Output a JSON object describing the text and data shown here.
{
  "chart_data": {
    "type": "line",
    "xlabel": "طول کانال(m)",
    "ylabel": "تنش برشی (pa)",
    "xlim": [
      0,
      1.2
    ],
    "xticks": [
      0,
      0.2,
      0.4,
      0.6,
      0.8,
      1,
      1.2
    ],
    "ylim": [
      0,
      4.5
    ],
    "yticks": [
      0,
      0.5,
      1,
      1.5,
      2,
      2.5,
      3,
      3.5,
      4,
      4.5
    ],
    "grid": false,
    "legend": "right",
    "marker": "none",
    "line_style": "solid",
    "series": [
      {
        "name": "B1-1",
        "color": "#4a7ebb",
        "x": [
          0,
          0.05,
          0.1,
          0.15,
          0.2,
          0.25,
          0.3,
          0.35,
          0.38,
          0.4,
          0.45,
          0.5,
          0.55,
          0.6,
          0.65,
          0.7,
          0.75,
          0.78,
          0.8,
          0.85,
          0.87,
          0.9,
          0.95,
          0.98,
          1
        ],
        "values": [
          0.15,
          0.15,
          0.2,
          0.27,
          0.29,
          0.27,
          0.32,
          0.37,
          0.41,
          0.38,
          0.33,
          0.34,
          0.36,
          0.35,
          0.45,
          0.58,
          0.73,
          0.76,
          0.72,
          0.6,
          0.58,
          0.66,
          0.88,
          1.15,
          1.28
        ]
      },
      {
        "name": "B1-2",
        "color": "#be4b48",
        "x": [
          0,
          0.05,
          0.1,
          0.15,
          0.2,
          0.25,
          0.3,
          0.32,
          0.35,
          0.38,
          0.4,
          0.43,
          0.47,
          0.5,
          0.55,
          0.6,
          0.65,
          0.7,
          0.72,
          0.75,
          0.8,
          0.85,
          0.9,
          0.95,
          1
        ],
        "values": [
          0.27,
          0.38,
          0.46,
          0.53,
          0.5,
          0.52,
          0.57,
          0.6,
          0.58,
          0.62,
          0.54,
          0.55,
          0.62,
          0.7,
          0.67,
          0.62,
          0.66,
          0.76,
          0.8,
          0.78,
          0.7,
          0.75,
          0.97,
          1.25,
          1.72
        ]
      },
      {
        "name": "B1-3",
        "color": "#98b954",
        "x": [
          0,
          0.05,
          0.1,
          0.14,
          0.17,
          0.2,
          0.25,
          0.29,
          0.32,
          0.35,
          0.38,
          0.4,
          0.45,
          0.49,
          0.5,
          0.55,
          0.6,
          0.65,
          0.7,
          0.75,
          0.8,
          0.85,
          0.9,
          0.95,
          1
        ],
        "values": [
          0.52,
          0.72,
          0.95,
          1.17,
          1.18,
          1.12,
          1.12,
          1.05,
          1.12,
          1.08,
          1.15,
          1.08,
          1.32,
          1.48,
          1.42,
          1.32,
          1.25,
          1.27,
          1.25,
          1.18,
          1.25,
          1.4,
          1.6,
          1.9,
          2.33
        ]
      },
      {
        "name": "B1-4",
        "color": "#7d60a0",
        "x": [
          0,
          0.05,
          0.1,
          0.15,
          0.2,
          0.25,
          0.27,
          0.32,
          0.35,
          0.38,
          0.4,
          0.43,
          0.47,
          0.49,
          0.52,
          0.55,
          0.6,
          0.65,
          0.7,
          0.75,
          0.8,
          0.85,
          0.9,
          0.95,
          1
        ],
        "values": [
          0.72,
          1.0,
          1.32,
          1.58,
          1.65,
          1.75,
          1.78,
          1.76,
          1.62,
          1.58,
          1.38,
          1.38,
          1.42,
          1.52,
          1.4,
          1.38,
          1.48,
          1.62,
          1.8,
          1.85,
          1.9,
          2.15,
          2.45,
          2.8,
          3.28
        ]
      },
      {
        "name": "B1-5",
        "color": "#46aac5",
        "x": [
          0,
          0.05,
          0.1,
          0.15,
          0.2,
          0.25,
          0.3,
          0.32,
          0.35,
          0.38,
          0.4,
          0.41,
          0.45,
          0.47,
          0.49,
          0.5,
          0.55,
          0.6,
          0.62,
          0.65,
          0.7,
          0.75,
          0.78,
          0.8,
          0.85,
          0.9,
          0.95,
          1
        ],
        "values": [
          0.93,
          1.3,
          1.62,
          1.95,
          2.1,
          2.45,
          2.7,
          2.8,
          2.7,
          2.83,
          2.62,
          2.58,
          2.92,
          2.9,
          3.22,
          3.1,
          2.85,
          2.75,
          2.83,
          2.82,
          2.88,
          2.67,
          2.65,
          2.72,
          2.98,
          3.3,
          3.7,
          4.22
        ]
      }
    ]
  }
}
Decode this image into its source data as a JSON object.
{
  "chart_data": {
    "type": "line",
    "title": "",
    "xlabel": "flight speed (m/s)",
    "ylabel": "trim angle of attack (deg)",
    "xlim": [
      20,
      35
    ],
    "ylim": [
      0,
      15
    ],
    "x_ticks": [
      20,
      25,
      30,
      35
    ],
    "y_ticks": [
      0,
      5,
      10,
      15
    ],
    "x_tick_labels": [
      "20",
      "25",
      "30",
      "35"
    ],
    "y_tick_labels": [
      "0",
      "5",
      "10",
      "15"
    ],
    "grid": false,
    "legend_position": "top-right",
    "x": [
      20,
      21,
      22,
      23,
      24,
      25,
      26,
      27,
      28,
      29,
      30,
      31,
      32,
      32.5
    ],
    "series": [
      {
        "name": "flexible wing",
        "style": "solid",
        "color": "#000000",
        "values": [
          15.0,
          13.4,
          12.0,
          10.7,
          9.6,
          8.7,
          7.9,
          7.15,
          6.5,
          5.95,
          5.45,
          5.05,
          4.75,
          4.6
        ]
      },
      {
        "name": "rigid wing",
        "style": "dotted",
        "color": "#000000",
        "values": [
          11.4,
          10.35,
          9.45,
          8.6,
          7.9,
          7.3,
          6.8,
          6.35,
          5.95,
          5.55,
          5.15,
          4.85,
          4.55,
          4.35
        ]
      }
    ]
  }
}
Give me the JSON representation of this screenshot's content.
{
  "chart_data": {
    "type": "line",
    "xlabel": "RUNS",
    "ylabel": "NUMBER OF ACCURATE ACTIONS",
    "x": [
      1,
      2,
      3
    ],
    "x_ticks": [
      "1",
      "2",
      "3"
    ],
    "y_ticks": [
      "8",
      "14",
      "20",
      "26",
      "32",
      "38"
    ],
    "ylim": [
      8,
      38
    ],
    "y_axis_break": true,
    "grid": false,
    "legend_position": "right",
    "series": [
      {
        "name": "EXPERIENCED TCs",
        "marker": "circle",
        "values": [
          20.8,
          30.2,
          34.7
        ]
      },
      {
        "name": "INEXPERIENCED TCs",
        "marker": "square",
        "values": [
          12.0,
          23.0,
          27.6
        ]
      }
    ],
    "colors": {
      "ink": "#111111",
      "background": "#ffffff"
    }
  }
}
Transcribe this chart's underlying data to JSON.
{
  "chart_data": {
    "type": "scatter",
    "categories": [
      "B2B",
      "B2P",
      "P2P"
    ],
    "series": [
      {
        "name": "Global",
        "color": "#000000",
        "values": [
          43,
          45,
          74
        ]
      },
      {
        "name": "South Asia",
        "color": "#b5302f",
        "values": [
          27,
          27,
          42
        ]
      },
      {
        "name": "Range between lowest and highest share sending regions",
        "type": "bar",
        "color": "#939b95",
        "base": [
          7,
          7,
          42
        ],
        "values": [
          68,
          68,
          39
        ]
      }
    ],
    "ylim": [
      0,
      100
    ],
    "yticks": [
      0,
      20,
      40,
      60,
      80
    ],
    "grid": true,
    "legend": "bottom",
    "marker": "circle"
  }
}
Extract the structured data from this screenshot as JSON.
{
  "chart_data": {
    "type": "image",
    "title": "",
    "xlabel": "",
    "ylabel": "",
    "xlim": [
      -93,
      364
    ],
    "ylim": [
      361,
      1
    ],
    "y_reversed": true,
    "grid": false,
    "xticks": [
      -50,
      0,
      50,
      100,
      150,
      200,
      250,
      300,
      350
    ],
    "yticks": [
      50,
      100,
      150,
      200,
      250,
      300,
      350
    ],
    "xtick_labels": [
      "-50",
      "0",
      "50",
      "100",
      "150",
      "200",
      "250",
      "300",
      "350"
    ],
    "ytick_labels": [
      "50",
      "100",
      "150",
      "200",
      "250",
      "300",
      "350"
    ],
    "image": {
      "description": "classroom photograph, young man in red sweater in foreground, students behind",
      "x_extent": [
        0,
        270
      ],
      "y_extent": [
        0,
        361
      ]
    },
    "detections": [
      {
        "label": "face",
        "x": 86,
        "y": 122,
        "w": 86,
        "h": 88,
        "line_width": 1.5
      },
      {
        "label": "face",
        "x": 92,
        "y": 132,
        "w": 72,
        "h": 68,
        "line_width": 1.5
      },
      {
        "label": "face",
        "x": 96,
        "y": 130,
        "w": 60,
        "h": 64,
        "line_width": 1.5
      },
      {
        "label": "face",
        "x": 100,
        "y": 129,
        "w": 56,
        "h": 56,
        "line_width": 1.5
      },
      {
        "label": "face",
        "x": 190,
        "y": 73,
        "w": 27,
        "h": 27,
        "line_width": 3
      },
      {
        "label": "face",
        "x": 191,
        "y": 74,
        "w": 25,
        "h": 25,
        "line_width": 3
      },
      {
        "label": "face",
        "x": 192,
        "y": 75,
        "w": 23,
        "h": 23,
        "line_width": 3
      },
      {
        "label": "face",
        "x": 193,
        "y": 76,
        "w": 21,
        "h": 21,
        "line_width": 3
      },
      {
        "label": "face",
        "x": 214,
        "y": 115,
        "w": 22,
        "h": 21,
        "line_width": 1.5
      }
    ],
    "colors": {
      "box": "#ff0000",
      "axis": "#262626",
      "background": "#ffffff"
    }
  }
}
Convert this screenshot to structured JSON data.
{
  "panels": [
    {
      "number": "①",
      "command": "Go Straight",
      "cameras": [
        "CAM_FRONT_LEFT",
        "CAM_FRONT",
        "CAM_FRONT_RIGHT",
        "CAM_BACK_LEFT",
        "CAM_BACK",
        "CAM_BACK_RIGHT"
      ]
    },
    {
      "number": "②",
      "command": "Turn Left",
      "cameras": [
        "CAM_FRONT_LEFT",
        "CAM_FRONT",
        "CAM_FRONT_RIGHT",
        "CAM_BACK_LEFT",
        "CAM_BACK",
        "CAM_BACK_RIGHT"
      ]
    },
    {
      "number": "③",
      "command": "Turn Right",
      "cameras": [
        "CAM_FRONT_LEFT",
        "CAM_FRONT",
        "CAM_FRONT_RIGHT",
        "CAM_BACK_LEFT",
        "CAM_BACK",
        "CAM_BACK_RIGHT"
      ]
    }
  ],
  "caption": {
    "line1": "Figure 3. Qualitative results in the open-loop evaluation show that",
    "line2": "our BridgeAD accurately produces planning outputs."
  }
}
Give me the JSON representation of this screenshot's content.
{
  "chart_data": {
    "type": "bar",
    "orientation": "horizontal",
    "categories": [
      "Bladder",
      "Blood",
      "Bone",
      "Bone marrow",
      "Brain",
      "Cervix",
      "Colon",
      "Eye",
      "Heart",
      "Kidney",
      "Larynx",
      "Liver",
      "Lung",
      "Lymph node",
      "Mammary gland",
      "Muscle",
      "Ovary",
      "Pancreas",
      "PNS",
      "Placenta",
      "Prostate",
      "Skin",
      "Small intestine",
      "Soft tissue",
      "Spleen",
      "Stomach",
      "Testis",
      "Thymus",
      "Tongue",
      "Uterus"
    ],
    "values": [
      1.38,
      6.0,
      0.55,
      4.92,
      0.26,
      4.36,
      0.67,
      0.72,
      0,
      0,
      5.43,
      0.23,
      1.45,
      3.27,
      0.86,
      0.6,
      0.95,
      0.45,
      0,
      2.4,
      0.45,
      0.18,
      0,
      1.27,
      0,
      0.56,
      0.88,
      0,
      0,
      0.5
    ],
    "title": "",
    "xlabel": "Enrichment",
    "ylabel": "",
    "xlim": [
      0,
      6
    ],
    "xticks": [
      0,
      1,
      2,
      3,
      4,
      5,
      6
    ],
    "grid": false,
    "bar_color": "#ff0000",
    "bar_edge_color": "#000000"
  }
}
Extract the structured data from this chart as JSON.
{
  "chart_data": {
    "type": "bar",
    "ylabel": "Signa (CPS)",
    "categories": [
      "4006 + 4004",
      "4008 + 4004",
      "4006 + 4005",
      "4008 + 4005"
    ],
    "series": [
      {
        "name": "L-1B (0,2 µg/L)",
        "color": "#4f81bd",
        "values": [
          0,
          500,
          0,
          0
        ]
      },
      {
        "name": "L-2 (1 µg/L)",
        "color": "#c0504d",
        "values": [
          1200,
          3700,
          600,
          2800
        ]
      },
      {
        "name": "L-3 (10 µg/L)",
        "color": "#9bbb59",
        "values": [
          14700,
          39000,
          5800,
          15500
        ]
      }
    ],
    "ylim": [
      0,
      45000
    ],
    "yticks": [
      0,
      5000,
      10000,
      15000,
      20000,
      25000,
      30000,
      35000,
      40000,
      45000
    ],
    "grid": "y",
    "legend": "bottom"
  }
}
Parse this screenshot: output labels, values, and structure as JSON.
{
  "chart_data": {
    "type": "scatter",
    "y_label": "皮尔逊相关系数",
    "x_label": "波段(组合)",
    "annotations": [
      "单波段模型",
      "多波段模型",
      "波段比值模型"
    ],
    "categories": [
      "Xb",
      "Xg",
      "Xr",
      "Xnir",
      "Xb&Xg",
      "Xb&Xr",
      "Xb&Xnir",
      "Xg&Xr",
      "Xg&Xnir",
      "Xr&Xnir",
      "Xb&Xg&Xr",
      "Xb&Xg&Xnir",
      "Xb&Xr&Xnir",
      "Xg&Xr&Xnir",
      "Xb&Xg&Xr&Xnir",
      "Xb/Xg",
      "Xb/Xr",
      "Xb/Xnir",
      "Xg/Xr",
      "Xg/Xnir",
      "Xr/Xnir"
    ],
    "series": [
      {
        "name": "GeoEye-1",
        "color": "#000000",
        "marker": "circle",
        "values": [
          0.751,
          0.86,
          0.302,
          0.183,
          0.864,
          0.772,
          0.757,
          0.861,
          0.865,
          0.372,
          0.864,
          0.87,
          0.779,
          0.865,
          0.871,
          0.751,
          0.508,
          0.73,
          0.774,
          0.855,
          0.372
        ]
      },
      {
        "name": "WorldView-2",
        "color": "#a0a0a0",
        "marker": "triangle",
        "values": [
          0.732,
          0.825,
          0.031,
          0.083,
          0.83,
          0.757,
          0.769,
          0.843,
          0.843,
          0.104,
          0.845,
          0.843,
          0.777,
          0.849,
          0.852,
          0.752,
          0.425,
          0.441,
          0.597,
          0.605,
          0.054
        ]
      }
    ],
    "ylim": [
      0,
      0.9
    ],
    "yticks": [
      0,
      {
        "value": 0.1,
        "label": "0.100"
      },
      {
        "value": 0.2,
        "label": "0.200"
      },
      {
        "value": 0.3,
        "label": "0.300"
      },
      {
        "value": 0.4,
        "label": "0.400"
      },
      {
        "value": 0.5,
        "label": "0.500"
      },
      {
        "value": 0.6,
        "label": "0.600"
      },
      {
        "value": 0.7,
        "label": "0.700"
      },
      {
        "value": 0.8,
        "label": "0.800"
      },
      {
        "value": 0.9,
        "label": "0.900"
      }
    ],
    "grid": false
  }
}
——
Written task » Pick out and copy every line that contains the word "ylabel".

Solution below »
    "ylabel": "تنش برشی (pa)",
    "ylabel": "trim angle of attack (deg)",
    "ylabel": "NUMBER OF ACCURATE ACTIONS",
    "ylabel": "",
    "ylabel": "",
    "ylabel": "Signa (CPS)",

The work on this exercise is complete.